[WRITTEN EXERCISE] Check each line of the material below, and copy it if it holds the string "春华四季园二期".

[Data records]
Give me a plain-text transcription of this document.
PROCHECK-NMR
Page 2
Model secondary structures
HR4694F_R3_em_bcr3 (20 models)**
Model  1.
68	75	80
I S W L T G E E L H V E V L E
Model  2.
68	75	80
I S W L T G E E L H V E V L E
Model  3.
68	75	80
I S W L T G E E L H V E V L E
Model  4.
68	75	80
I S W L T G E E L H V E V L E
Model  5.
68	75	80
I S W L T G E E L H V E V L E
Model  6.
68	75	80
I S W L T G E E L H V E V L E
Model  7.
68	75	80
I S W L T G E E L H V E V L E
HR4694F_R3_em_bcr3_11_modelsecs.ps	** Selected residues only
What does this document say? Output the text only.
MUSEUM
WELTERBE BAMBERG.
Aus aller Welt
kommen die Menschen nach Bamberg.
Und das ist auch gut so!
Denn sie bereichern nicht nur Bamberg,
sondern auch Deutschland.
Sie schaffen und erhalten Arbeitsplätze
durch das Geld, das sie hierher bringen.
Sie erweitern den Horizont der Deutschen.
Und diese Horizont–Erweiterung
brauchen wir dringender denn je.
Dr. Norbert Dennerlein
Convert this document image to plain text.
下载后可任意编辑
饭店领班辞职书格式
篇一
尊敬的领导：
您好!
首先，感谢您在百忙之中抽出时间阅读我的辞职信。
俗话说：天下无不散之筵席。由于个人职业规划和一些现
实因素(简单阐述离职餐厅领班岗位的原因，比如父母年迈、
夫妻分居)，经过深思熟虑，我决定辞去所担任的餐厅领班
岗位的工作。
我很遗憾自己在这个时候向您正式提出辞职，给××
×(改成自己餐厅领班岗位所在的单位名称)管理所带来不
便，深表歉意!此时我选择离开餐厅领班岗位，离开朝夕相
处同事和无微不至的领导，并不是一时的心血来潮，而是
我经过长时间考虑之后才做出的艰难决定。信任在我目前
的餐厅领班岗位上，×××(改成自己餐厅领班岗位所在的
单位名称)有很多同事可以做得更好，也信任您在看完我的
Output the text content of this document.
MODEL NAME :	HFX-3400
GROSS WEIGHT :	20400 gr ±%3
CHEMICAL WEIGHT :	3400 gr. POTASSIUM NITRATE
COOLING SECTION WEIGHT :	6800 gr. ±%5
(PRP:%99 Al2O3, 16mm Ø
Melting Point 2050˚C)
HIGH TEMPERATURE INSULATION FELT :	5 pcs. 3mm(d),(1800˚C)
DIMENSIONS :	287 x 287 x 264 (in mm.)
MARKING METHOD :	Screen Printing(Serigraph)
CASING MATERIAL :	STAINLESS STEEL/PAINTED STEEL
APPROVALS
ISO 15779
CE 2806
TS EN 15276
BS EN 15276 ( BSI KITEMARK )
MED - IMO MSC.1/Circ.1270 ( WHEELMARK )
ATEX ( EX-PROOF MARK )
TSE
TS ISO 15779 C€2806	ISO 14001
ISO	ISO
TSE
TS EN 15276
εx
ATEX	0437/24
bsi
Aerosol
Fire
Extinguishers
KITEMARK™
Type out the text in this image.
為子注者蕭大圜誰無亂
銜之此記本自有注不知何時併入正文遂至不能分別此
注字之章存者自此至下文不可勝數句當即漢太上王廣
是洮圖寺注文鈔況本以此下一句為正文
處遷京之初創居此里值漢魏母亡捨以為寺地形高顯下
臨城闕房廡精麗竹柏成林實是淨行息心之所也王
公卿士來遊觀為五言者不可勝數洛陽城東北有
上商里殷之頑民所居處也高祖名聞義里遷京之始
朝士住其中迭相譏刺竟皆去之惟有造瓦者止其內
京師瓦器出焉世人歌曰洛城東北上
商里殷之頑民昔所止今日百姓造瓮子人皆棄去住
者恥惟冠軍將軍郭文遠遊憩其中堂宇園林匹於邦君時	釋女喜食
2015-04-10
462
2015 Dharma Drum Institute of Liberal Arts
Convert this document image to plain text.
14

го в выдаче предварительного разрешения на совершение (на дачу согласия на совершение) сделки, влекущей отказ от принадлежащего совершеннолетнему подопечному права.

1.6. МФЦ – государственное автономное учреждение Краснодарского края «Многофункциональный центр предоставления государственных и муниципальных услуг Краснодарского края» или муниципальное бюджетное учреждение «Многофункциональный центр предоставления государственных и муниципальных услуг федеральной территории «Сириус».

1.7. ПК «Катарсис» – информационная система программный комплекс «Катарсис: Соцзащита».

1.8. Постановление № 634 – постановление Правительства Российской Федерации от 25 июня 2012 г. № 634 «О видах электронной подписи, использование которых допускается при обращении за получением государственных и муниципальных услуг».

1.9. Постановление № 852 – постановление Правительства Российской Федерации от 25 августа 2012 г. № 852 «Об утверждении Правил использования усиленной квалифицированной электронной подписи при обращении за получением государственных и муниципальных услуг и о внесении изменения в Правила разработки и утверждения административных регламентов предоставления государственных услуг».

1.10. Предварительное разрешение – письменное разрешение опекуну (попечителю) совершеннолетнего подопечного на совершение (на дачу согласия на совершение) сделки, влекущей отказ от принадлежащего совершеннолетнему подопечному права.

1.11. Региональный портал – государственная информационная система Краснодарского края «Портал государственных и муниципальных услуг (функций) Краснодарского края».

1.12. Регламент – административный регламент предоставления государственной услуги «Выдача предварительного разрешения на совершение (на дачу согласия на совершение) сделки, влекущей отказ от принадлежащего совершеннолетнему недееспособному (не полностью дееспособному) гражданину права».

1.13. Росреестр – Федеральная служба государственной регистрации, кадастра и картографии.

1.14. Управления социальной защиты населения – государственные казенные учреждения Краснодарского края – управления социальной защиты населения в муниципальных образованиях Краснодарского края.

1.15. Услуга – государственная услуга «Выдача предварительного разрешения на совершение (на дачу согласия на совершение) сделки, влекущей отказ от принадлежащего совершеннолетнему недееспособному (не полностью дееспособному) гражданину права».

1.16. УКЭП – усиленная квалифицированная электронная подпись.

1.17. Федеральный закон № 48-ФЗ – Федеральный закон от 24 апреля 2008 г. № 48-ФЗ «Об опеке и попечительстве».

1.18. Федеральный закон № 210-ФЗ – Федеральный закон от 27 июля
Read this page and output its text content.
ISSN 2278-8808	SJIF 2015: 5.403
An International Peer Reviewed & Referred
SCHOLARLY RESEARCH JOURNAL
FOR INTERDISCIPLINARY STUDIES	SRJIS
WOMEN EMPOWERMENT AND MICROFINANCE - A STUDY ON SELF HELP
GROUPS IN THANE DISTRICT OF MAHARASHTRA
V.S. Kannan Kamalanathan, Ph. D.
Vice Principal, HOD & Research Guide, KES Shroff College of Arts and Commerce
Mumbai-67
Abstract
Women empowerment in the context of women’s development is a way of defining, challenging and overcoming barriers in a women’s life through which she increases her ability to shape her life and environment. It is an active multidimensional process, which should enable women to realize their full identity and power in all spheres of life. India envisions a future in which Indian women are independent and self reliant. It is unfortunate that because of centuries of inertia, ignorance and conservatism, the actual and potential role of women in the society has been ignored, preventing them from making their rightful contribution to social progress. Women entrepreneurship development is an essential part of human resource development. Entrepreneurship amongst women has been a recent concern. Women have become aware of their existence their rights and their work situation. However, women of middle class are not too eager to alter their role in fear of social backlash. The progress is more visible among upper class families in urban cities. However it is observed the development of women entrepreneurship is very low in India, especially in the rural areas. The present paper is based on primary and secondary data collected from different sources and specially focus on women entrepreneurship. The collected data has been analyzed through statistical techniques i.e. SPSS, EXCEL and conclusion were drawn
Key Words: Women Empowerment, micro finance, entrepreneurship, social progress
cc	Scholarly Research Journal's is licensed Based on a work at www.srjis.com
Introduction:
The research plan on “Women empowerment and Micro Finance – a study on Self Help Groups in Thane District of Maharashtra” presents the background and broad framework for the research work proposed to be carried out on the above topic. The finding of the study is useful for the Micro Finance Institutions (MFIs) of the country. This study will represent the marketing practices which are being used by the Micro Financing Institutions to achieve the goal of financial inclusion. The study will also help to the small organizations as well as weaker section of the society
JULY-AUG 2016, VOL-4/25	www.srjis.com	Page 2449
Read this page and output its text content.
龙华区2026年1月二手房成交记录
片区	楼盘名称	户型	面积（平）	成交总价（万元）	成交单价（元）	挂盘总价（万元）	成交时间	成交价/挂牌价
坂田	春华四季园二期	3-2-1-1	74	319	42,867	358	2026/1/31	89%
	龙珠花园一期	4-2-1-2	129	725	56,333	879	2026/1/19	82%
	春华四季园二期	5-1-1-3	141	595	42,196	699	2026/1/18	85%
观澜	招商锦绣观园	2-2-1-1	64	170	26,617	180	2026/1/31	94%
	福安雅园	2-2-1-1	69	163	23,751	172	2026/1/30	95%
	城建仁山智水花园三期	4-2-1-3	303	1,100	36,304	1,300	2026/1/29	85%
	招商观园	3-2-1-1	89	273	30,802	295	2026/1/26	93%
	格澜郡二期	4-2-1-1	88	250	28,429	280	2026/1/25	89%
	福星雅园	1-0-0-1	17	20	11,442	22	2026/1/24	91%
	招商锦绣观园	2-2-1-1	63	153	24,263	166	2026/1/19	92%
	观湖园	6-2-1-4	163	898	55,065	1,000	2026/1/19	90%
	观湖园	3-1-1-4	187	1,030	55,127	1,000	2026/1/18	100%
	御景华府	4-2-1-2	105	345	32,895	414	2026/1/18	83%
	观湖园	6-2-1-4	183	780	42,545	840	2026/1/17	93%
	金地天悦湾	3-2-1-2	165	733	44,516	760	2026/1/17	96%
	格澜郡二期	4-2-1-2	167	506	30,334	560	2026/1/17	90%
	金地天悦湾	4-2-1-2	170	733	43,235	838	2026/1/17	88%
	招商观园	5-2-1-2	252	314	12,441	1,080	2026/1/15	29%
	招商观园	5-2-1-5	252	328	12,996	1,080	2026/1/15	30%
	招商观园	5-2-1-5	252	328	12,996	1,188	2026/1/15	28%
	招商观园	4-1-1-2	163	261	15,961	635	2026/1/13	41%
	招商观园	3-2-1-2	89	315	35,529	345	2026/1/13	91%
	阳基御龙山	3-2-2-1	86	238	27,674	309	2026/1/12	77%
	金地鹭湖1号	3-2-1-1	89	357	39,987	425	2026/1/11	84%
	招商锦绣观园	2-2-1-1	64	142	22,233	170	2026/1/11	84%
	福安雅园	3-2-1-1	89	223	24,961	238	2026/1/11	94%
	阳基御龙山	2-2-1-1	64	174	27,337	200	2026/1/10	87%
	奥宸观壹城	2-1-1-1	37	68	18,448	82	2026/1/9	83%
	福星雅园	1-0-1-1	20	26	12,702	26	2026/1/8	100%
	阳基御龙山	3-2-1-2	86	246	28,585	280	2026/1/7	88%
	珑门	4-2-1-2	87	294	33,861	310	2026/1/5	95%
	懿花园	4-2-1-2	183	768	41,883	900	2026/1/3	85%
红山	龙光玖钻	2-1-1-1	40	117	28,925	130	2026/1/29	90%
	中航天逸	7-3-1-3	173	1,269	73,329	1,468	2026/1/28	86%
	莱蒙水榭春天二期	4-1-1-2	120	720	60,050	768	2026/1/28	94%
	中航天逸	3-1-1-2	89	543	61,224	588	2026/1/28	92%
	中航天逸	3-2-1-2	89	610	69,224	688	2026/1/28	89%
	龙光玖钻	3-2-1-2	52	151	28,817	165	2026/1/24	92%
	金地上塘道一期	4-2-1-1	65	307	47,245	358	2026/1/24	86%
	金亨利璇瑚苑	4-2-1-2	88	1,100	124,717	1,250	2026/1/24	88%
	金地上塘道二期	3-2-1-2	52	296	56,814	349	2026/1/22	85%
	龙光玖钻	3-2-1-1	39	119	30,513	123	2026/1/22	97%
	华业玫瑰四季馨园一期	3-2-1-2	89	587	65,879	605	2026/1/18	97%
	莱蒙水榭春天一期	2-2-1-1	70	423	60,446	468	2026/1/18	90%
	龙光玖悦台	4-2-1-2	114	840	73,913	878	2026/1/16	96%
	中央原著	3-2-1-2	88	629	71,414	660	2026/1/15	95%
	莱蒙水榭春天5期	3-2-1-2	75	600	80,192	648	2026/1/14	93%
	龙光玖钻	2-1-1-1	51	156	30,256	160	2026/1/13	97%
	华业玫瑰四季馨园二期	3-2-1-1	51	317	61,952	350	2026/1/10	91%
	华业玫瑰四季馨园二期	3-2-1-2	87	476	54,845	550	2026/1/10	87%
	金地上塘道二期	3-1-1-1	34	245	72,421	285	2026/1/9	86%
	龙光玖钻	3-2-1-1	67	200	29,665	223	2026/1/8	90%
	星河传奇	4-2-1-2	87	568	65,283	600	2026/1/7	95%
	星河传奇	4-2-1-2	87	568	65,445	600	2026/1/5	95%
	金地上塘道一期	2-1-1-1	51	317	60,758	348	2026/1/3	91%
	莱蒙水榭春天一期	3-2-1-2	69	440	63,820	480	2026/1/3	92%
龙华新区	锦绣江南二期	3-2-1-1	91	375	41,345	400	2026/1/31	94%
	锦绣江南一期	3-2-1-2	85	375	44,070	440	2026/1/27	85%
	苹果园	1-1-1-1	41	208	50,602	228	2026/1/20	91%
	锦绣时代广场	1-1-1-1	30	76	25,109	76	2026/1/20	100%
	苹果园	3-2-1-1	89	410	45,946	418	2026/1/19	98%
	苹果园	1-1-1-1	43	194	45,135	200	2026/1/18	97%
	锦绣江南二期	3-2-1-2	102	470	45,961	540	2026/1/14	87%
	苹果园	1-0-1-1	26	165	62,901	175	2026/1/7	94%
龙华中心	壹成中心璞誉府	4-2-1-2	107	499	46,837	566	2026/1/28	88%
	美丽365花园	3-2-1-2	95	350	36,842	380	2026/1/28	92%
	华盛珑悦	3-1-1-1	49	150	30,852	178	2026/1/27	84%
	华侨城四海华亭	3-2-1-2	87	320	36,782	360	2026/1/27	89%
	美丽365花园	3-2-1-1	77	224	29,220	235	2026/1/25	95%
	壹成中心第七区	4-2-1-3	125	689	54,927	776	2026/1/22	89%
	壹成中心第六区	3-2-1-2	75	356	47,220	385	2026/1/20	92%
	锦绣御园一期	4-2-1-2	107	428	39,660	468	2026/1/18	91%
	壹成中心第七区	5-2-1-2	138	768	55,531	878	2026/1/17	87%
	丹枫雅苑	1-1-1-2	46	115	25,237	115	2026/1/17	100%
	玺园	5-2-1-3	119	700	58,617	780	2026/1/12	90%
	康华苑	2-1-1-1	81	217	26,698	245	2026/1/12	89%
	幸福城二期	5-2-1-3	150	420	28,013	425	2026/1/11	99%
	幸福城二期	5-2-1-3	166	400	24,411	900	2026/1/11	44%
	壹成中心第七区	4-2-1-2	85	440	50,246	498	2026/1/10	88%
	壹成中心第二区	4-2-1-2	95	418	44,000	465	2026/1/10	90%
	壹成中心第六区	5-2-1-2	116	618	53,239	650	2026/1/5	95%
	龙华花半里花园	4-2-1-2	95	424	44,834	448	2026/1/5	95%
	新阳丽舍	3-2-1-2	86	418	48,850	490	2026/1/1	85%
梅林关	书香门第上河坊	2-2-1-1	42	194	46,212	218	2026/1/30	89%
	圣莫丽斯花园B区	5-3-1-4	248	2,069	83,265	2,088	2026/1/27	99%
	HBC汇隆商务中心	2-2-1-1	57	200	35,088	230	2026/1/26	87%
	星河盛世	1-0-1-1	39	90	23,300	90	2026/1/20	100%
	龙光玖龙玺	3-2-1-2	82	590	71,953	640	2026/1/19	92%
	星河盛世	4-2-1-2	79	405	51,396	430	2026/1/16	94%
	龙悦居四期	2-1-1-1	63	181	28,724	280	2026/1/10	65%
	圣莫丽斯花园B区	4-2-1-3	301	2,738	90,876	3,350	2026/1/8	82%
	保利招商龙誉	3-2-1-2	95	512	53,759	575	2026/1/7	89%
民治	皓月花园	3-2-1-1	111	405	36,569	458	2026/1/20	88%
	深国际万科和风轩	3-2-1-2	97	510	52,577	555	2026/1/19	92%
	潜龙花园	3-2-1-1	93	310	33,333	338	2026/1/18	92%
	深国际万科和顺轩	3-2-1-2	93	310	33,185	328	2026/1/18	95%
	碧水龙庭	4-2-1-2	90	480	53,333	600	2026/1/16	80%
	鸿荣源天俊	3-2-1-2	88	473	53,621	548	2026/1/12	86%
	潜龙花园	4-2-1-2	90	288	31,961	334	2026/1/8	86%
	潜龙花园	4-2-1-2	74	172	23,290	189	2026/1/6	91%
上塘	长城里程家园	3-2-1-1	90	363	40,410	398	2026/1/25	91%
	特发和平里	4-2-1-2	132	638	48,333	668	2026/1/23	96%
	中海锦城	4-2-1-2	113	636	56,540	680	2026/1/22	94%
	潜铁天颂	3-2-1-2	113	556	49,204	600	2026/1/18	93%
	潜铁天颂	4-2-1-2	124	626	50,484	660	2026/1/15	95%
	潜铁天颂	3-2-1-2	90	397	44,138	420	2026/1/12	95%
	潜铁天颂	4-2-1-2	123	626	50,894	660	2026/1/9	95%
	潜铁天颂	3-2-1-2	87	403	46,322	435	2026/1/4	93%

[SOLUTION]
坂田	春华四季园二期	3-2-1-1	74	319	42,867	358	2026/1/31	89%
	春华四季园二期	5-1-1-3	141	595	42,196	699	2026/1/18	85%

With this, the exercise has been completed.